* **Set task**
Copy every line of the following data that includes the string "revenue".

---*---

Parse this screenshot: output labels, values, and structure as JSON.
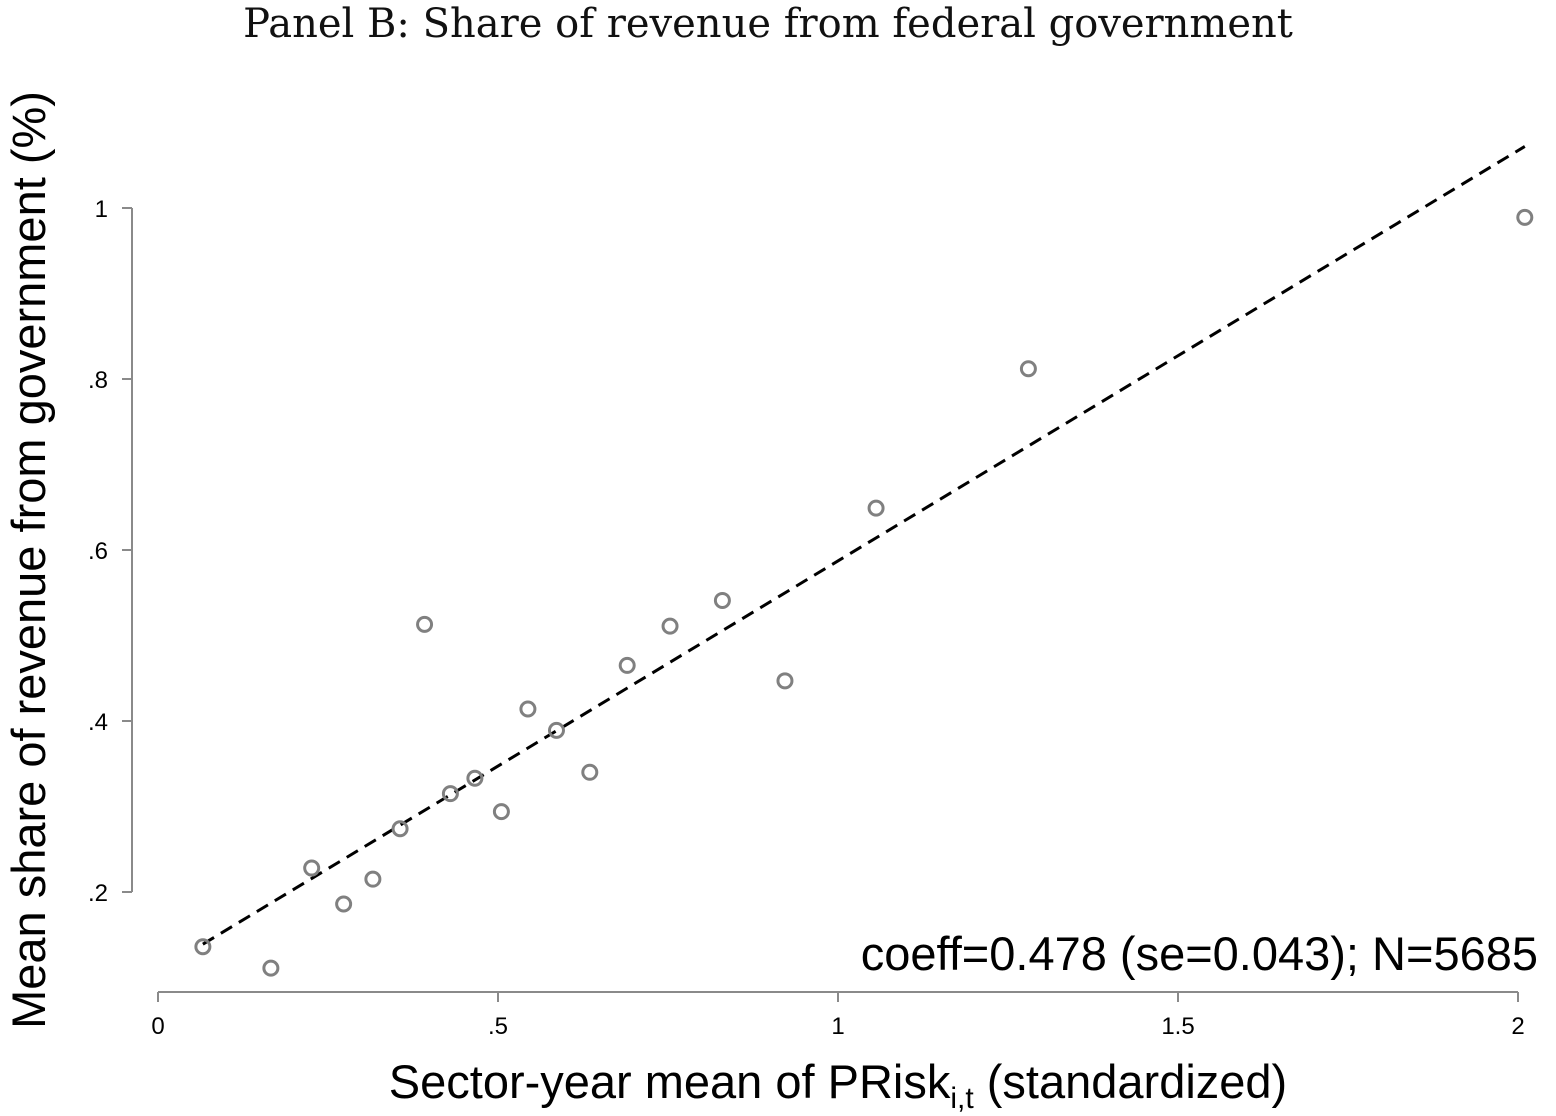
{
  "chart_data": {
    "type": "scatter",
    "title": "Panel B: Share of revenue from federal government",
    "xlabel": {
      "main": "Sector-year mean of PRisk",
      "subscript": "i,t",
      "suffix": " (standardized)"
    },
    "ylabel": "Mean share of revenue from government (%)",
    "xlim": [
      0,
      2
    ],
    "ylim": [
      0.2,
      1.0
    ],
    "x_ticks": [
      {
        "value": 0,
        "label": "0"
      },
      {
        "value": 0.5,
        "label": ".5"
      },
      {
        "value": 1,
        "label": "1"
      },
      {
        "value": 1.5,
        "label": "1.5"
      },
      {
        "value": 2,
        "label": "2"
      }
    ],
    "y_ticks": [
      {
        "value": 0.2,
        "label": ".2"
      },
      {
        "value": 0.4,
        "label": ".4"
      },
      {
        "value": 0.6,
        "label": ".6"
      },
      {
        "value": 0.8,
        "label": ".8"
      },
      {
        "value": 1.0,
        "label": "1"
      }
    ],
    "points": [
      {
        "x": 0.066,
        "y": 0.136
      },
      {
        "x": 0.166,
        "y": 0.111
      },
      {
        "x": 0.226,
        "y": 0.228
      },
      {
        "x": 0.273,
        "y": 0.186
      },
      {
        "x": 0.316,
        "y": 0.215
      },
      {
        "x": 0.356,
        "y": 0.274
      },
      {
        "x": 0.392,
        "y": 0.513
      },
      {
        "x": 0.43,
        "y": 0.315
      },
      {
        "x": 0.466,
        "y": 0.333
      },
      {
        "x": 0.505,
        "y": 0.294
      },
      {
        "x": 0.544,
        "y": 0.414
      },
      {
        "x": 0.586,
        "y": 0.389
      },
      {
        "x": 0.635,
        "y": 0.34
      },
      {
        "x": 0.69,
        "y": 0.465
      },
      {
        "x": 0.753,
        "y": 0.511
      },
      {
        "x": 0.83,
        "y": 0.541
      },
      {
        "x": 0.922,
        "y": 0.447
      },
      {
        "x": 1.056,
        "y": 0.649
      },
      {
        "x": 1.28,
        "y": 0.812
      },
      {
        "x": 2.01,
        "y": 0.989
      }
    ],
    "fit_line": {
      "style": "dashed",
      "x": [
        0.066,
        2.01
      ],
      "y": [
        0.139,
        1.072
      ]
    },
    "annotation": "coeff=0.478 (se=0.043); N=5685",
    "grid": false,
    "colors": {
      "points": "#808080",
      "fit": "#000000",
      "axes": "#8a8a8a"
    }
  }
}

---*---

* **Result of the task**
    "title": "Panel B: Share of revenue from federal government",
    "ylabel": "Mean share of revenue from government (%)",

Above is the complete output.